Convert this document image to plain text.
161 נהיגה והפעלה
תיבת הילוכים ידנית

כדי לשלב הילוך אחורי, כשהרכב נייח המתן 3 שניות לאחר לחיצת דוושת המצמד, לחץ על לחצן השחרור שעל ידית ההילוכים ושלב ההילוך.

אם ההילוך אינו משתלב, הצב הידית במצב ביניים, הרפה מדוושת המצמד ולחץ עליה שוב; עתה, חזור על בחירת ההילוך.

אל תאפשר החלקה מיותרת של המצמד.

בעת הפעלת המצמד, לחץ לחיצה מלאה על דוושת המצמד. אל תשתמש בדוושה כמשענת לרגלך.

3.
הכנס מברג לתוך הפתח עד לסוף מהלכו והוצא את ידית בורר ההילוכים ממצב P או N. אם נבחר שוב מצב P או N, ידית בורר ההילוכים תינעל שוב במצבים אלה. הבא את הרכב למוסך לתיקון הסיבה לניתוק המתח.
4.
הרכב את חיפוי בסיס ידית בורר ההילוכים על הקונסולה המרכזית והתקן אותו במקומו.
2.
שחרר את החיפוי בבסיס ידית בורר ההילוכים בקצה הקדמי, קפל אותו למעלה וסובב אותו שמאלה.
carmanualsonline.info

Exercise details: Show all lines in the entries above where the string "בורר" appears.

In response:
הכנס מברג לתוך הפתח עד לסוף מהלכו והוצא את ידית בורר ההילוכים ממצב P או N. אם נבחר שוב מצב P או N, ידית בורר ההילוכים תינעל שוב במצבים אלה. הבא את הרכב למוסך לתיקון הסיבה לניתוק המתח.
הרכב את חיפוי בסיס ידית בורר ההילוכים על הקונסולה המרכזית והתקן אותו במקומו.
שחרר את החיפוי בבסיס ידית בורר ההילוכים בקצה הקדמי, קפל אותו למעלה וסובב אותו שמאלה.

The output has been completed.